Request -
Set down each line of the data below exactly as it stands, dropping the pictures.

--- START OF Materials provided ---

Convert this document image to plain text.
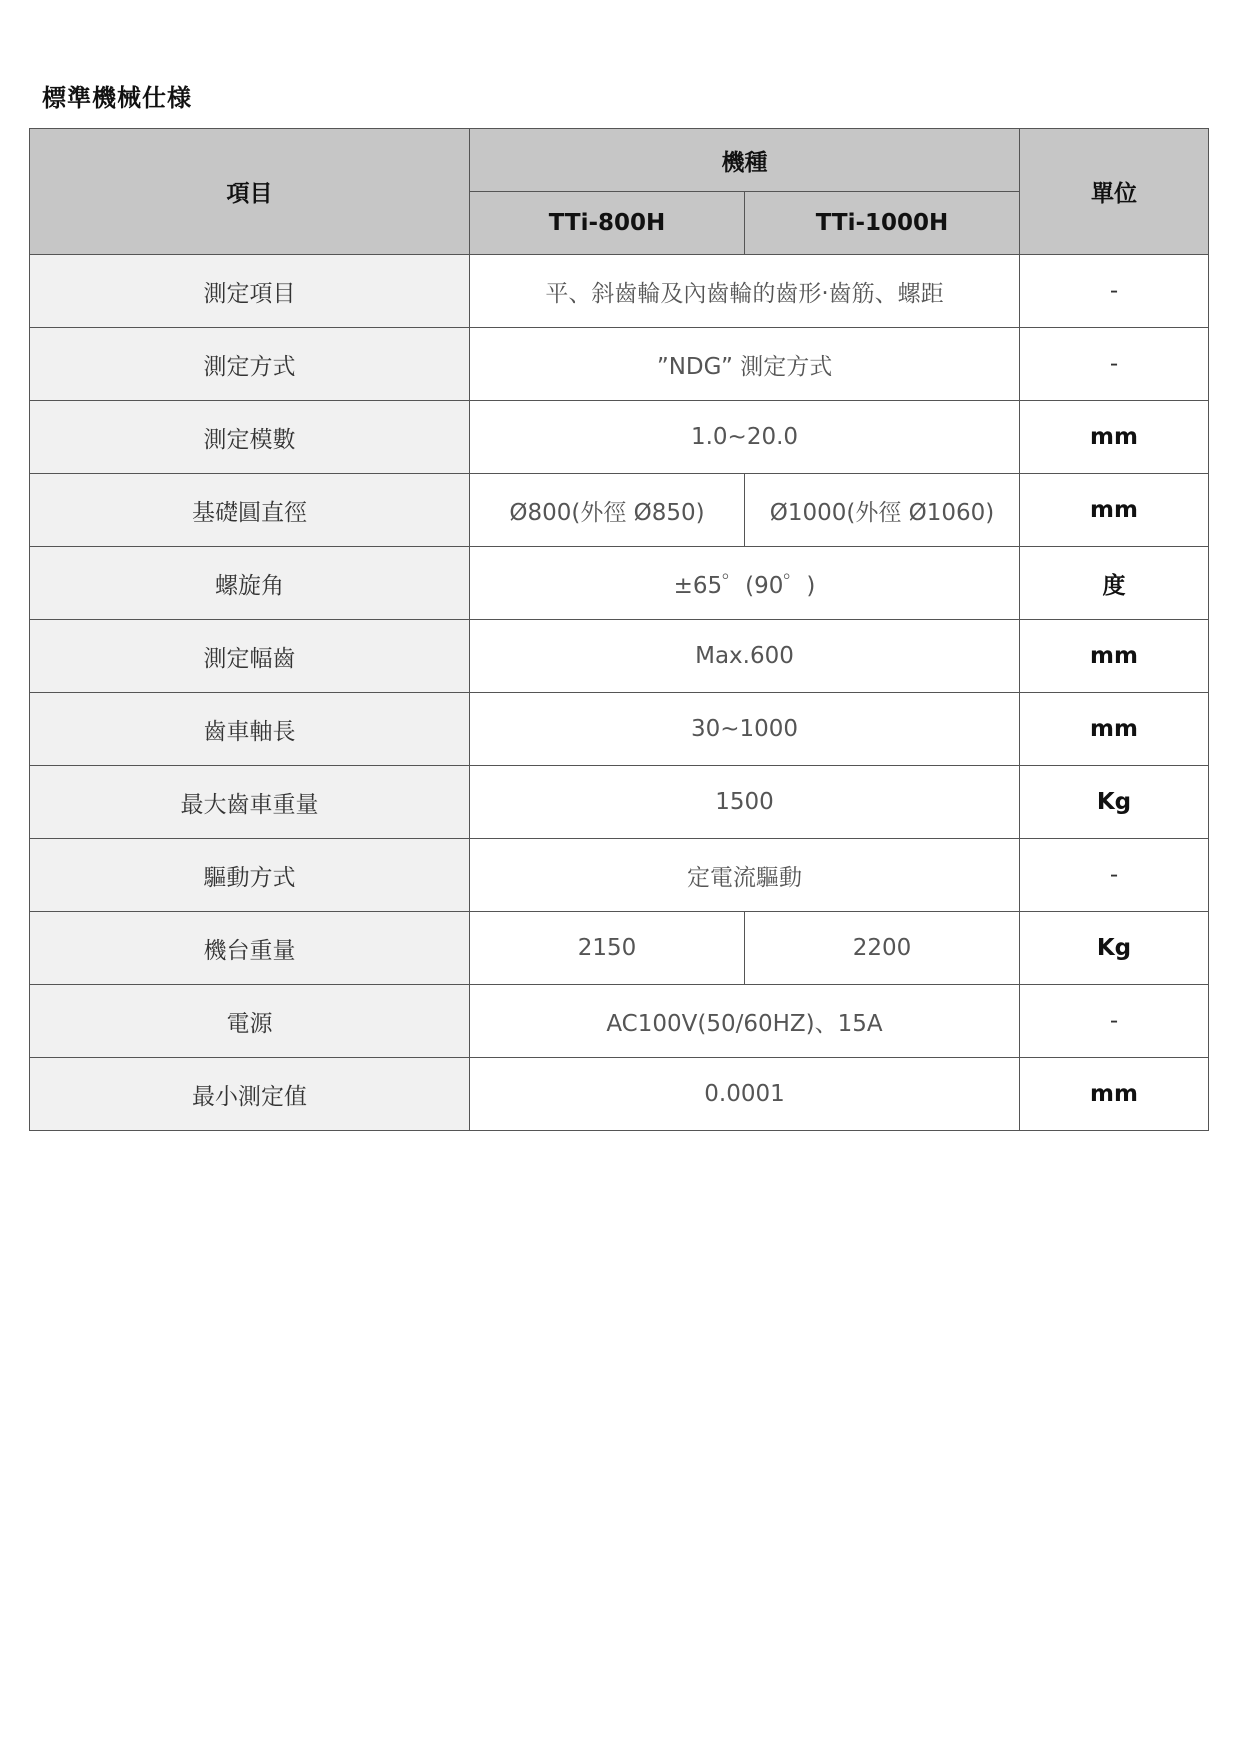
標準機械仕様
項目	機種		單位
	TTi-800H	TTi-1000H	
測定項目	平、斜齒輪及內齒輪的齒形‧齒筋、螺距		-
測定方式	”NDG” 測定方式		-
測定模數	1.0~20.0		mm
基礎圓直徑	Ø800(外徑 Ø850)	Ø1000(外徑 Ø1060)	mm
螺旋角	±65゜(90゜)		度
測定幅齒	Max.600		mm
齒車軸長	30~1000		mm
最大齒車重量	1500		Kg
驅動方式	定電流驅動		-
機台重量	2150	2200	Kg
電源	AC100V(50/60HZ)、15A		-
最小測定值	0.0001		mm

--- END OF Materials provided ---

Response for this exercise -
Convert this document image to plain text.
標準機械仕様
項目	機種		單位
	TTi-800H	TTi-1000H	
測定項目	平、斜齒輪及內齒輪的齒形‧齒筋、螺距		-
測定方式	”NDG” 測定方式		-
測定模數	1.0~20.0		mm
基礎圓直徑	Ø800(外徑 Ø850)	Ø1000(外徑 Ø1060)	mm
螺旋角	±65゜(90゜)		度
測定幅齒	Max.600		mm
齒車軸長	30~1000		mm
最大齒車重量	1500		Kg
驅動方式	定電流驅動		-
機台重量	2150	2200	Kg
電源	AC100V(50/60HZ)、15A		-
最小測定值	0.0001		mm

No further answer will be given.